## SET TASK
Find and copy each line of the records where the string "Anomaly" shows up.

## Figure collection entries
════

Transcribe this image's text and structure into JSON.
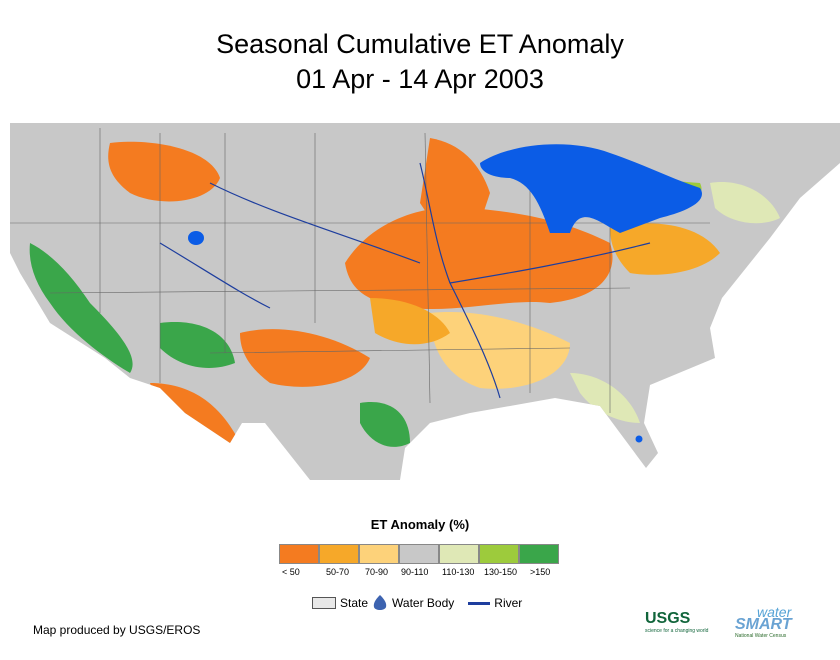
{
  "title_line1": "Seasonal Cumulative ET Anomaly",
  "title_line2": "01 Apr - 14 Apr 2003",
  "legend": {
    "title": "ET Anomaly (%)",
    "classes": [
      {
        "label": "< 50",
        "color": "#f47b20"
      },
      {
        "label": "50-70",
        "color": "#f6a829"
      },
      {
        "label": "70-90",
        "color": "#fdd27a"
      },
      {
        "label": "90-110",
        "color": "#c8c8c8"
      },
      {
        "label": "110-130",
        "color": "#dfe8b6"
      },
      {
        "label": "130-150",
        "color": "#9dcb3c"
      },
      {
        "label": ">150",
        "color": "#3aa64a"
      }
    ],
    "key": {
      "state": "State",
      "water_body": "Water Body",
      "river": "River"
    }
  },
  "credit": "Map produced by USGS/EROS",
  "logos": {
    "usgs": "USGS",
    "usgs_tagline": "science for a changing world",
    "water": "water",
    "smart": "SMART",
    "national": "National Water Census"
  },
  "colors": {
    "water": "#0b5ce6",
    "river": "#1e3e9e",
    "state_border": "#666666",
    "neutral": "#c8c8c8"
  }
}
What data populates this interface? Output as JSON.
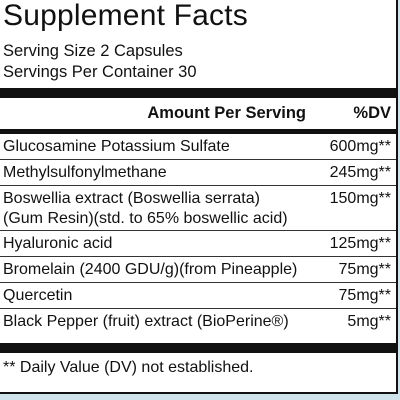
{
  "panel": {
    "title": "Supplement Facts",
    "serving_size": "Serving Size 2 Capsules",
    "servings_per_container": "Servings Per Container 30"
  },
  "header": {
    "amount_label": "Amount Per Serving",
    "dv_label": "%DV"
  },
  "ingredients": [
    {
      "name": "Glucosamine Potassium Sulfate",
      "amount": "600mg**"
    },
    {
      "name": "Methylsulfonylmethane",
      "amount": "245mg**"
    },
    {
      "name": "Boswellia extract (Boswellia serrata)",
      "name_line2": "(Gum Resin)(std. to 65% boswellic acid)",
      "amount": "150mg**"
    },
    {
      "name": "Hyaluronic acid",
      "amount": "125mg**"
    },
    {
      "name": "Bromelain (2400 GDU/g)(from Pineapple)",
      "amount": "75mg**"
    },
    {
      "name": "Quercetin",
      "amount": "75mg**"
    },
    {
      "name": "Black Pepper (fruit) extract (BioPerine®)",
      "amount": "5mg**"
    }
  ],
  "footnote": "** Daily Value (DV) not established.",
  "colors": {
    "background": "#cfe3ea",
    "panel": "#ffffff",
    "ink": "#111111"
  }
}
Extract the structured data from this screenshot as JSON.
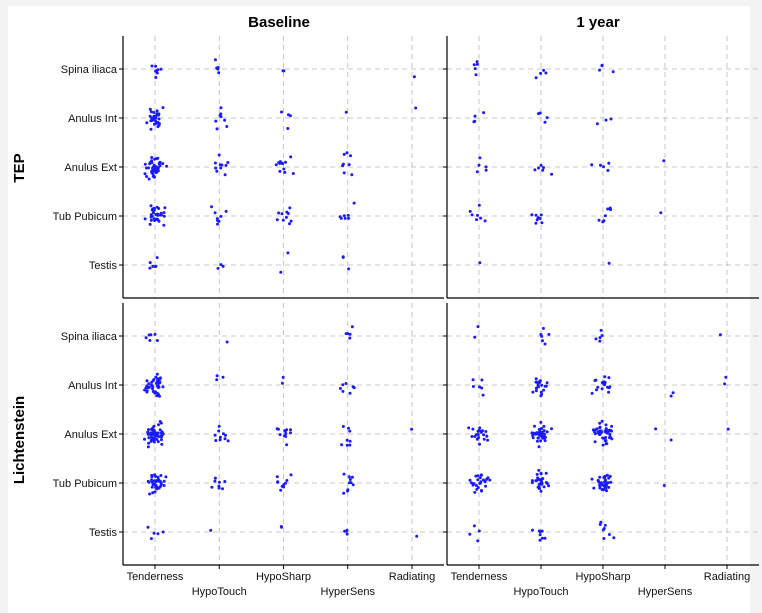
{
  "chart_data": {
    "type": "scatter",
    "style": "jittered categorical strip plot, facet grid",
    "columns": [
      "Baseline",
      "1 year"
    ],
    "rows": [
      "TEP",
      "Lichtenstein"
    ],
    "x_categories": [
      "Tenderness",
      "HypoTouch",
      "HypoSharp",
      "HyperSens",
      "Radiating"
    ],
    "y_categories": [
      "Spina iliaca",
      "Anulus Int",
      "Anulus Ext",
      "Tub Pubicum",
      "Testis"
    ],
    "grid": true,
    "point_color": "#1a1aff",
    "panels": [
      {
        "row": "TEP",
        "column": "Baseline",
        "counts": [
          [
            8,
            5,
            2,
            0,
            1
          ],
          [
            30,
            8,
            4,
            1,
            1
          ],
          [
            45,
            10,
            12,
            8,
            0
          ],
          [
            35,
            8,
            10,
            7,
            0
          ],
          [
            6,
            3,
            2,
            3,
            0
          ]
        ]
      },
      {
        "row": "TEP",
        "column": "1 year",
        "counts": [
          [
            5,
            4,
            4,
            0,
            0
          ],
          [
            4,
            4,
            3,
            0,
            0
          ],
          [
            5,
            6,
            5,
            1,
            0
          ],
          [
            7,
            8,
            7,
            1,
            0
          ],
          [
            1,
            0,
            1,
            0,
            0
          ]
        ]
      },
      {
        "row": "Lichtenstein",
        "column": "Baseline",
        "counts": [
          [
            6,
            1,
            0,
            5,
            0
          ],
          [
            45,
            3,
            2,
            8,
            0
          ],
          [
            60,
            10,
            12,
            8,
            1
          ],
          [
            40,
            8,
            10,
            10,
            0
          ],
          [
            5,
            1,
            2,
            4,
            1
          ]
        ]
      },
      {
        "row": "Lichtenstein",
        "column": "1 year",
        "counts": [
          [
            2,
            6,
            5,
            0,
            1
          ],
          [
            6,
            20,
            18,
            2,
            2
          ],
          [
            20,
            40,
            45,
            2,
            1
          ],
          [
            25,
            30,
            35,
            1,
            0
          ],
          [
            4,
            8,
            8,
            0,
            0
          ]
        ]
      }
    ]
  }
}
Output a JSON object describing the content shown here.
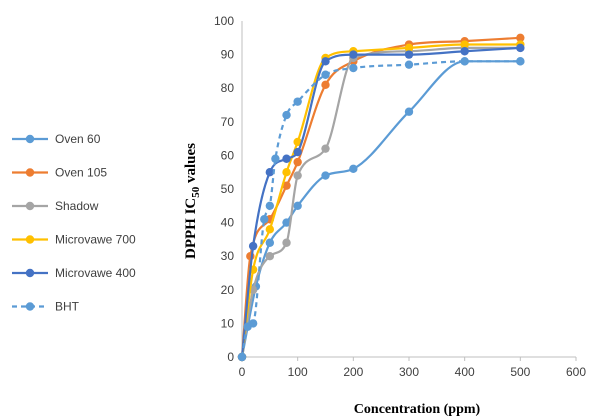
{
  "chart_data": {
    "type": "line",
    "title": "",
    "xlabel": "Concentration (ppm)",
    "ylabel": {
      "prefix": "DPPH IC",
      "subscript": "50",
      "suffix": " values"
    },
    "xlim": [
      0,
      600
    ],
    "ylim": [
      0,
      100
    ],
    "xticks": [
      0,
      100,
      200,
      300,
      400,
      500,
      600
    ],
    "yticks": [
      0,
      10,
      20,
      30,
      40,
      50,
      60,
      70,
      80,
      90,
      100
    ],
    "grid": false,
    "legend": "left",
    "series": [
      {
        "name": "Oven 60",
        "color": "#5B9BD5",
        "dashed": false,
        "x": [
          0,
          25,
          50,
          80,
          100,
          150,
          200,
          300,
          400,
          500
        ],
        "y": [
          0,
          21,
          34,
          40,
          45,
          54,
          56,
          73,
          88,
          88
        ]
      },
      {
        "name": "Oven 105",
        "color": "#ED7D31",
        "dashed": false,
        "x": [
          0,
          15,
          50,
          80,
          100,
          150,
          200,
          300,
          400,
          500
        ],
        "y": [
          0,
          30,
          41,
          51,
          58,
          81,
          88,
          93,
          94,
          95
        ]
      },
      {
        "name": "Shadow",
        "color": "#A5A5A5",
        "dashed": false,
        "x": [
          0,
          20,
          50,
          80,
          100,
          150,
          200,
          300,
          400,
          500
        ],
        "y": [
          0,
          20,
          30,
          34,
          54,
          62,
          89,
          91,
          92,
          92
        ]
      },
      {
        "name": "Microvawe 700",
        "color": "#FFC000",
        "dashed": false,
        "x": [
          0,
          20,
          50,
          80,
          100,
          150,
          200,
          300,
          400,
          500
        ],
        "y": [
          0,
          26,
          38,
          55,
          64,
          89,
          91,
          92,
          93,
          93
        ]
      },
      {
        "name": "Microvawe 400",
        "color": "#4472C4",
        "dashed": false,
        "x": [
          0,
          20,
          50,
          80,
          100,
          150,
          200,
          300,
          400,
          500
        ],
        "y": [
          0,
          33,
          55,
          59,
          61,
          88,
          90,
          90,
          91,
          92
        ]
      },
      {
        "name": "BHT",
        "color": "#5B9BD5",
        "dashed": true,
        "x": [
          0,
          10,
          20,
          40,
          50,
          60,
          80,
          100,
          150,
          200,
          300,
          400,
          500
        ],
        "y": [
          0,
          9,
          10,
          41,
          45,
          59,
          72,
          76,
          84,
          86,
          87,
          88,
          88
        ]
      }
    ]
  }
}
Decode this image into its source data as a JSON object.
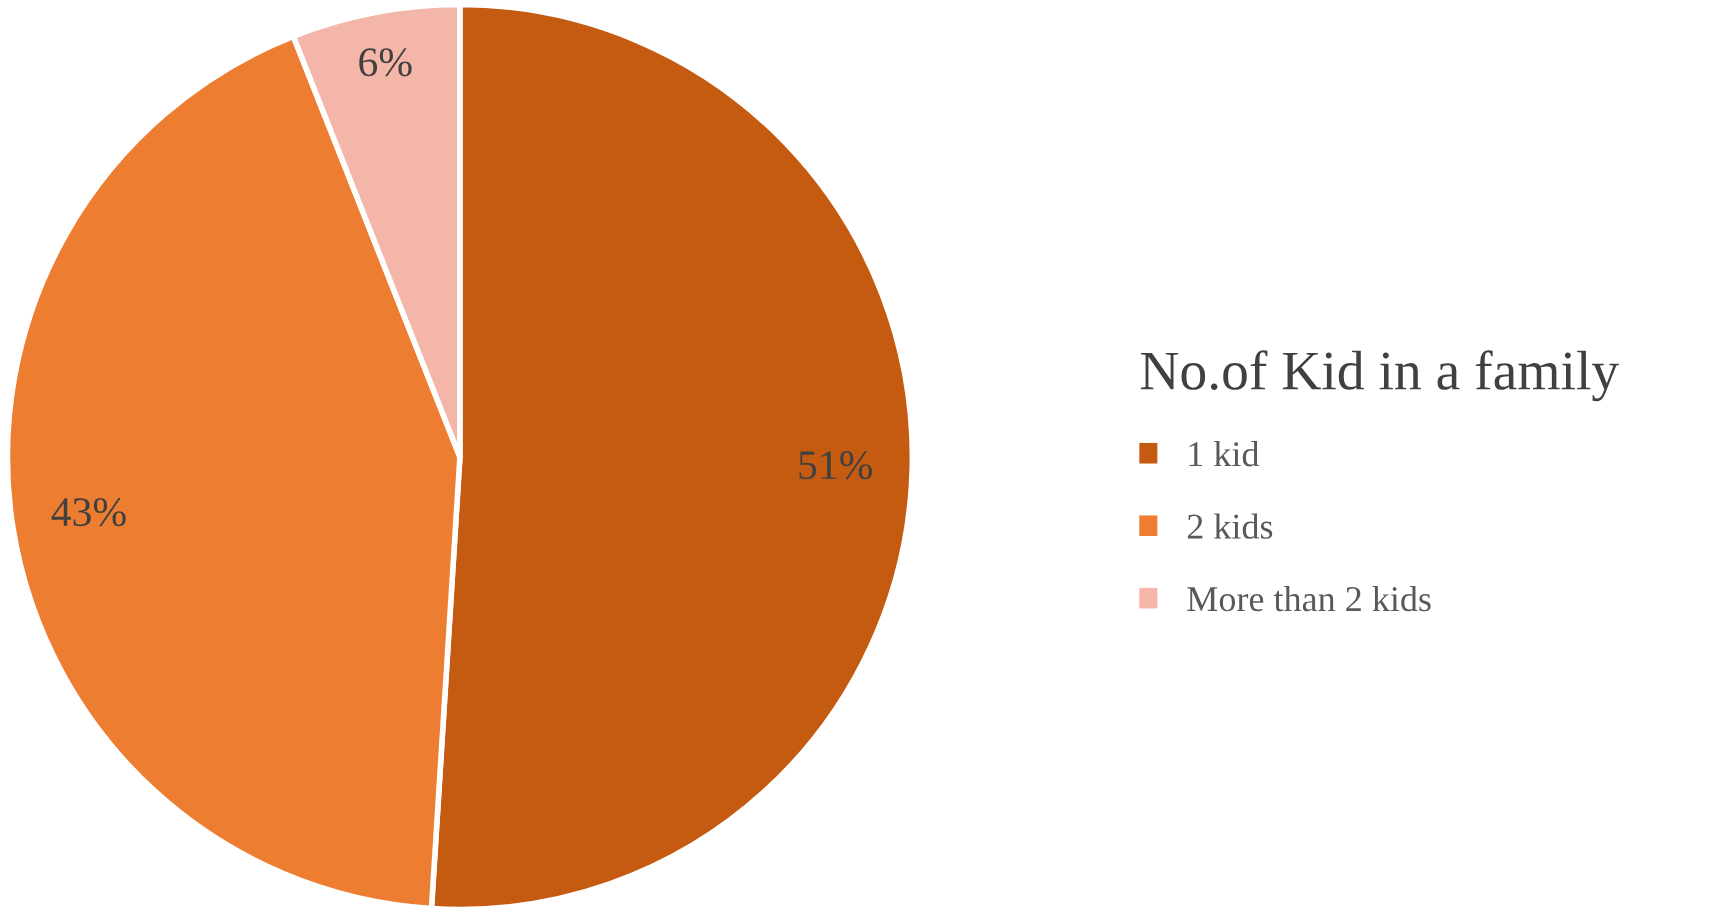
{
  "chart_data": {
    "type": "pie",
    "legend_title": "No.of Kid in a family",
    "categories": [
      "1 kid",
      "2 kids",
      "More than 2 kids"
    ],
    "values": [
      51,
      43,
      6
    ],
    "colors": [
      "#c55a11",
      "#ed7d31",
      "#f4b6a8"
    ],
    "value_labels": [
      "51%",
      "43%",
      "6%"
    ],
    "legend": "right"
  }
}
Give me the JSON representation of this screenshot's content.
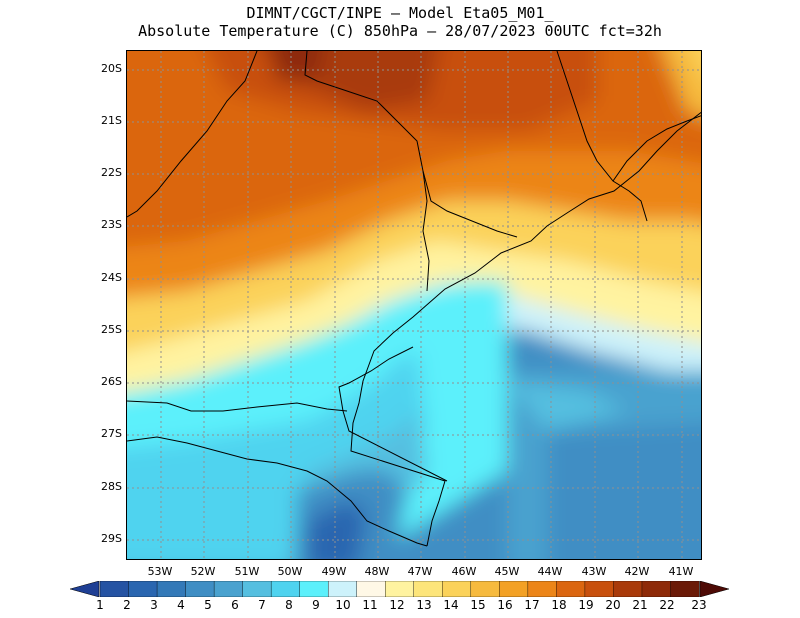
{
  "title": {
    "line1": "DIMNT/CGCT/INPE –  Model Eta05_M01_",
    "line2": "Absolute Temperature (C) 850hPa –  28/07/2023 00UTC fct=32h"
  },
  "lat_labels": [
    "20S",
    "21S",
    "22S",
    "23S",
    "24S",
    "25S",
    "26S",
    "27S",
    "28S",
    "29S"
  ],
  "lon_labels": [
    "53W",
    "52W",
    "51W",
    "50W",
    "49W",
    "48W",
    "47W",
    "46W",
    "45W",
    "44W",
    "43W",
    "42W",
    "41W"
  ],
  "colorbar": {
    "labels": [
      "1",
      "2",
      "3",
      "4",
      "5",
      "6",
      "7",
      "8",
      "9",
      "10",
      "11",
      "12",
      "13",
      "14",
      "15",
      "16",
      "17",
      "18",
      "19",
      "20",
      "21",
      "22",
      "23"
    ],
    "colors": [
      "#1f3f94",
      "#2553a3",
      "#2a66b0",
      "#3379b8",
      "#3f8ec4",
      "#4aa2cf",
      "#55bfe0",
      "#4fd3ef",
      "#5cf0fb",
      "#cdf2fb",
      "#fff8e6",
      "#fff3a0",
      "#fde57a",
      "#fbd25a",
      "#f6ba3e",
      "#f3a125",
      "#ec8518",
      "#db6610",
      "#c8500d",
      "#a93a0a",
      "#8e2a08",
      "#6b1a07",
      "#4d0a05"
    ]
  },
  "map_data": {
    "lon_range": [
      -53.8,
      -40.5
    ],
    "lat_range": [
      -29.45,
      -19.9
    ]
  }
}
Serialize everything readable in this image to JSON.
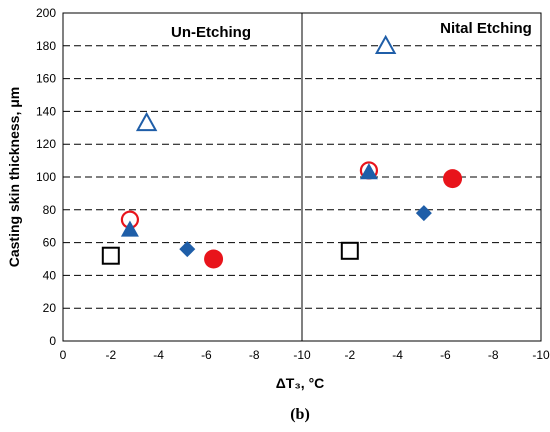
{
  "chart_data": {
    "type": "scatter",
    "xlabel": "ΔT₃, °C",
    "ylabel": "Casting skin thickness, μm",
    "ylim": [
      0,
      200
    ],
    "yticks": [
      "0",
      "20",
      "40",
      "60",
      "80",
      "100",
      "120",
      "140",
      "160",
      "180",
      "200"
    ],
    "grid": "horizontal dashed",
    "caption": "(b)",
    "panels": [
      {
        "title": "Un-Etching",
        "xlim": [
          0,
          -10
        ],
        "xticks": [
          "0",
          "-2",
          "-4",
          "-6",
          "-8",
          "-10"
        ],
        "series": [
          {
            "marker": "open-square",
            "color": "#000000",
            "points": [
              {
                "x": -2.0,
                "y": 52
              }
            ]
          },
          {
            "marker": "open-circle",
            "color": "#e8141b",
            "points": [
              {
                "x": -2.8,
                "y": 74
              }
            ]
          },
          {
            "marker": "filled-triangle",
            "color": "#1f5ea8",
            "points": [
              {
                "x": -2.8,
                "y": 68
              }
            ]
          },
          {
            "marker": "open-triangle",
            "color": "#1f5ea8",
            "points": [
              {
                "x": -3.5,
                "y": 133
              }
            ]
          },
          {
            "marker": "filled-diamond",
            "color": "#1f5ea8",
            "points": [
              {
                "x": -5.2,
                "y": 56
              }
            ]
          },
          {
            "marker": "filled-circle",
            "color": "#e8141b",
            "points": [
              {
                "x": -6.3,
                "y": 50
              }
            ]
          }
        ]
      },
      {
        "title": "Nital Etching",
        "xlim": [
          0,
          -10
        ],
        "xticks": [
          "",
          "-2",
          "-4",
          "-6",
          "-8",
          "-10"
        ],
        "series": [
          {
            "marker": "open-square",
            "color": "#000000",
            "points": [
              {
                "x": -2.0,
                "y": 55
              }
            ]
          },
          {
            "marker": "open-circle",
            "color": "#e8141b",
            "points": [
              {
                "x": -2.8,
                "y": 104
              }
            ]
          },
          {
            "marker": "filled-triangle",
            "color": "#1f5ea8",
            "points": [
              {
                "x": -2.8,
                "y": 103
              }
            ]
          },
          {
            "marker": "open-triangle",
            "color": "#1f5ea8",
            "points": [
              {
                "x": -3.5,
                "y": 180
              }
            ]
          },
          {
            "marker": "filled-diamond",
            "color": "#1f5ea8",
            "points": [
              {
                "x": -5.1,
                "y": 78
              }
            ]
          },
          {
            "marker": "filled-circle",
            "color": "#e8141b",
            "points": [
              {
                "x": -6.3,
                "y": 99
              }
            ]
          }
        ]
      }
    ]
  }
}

════

## TASK RESPONSE
  "title_line1": "Seasonal Cumulative ET Anomaly",
    "title": "ET Anomaly (%)",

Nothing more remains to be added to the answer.